▸ **CHALLENGE**: Are you able to quote each entry exactly as written?

▸ **MATERIAL PROVIDED**:
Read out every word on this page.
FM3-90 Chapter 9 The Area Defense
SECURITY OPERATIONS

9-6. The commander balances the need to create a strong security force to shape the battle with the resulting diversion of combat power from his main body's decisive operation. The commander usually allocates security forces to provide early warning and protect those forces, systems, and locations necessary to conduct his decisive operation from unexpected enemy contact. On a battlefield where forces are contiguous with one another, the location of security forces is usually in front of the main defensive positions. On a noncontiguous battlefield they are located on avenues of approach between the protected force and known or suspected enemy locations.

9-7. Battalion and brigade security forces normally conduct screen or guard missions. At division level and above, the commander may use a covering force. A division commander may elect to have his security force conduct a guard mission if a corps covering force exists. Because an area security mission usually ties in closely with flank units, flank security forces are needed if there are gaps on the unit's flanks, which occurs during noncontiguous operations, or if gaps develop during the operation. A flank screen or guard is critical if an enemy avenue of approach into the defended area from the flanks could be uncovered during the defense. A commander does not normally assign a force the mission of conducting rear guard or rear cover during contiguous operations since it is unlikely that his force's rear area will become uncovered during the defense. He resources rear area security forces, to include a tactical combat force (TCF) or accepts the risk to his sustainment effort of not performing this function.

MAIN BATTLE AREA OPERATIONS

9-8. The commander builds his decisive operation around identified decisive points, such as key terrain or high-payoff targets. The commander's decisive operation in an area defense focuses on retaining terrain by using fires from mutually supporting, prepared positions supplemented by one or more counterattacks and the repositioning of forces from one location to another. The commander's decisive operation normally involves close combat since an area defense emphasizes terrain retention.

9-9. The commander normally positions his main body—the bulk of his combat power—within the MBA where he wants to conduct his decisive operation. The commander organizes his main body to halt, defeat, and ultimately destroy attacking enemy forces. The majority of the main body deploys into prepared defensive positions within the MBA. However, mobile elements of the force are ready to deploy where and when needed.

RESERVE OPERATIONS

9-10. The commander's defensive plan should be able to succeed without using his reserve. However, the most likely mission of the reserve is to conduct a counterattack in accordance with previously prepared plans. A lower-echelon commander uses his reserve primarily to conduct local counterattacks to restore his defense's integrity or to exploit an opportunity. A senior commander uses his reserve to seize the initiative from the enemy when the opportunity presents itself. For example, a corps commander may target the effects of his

▸ **ANSWER TO THIS EXERCISE**:
Read out every word on this page.
FM3-90 Chapter 9 The Area Defense
SECURITY OPERATIONS

9-6. The commander balances the need to create a strong security force to shape the battle with the resulting diversion of combat power from his main body's decisive operation. The commander usually allocates security forces to provide early warning and protect those forces, systems, and locations necessary to conduct his decisive operation from unexpected enemy contact. On a battlefield where forces are contiguous with one another, the location of security forces is usually in front of the main defensive positions. On a noncontiguous battlefield they are located on avenues of approach between the protected force and known or suspected enemy locations.

9-7. Battalion and brigade security forces normally conduct screen or guard missions. At division level and above, the commander may use a covering force. A division commander may elect to have his security force conduct a guard mission if a corps covering force exists. Because an area security mission usually ties in closely with flank units, flank security forces are needed if there are gaps on the unit's flanks, which occurs during noncontiguous operations, or if gaps develop during the operation. A flank screen or guard is critical if an enemy avenue of approach into the defended area from the flanks could be uncovered during the defense. A commander does not normally assign a force the mission of conducting rear guard or rear cover during contiguous operations since it is unlikely that his force's rear area will become uncovered during the defense. He resources rear area security forces, to include a tactical combat force (TCF) or accepts the risk to his sustainment effort of not performing this function.

MAIN BATTLE AREA OPERATIONS

9-8. The commander builds his decisive operation around identified decisive points, such as key terrain or high-payoff targets. The commander's decisive operation in an area defense focuses on retaining terrain by using fires from mutually supporting, prepared positions supplemented by one or more counterattacks and the repositioning of forces from one location to another. The commander's decisive operation normally involves close combat since an area defense emphasizes terrain retention.

9-9. The commander normally positions his main body—the bulk of his combat power—within the MBA where he wants to conduct his decisive operation. The commander organizes his main body to halt, defeat, and ultimately destroy attacking enemy forces. The majority of the main body deploys into prepared defensive positions within the MBA. However, mobile elements of the force are ready to deploy where and when needed.

RESERVE OPERATIONS

9-10. The commander's defensive plan should be able to succeed without using his reserve. However, the most likely mission of the reserve is to conduct a counterattack in accordance with previously prepared plans. A lower-echelon commander uses his reserve primarily to conduct local counterattacks to restore his defense's integrity or to exploit an opportunity. A senior commander uses his reserve to seize the initiative from the enemy when the opportunity presents itself. For example, a corps commander may target the effects of his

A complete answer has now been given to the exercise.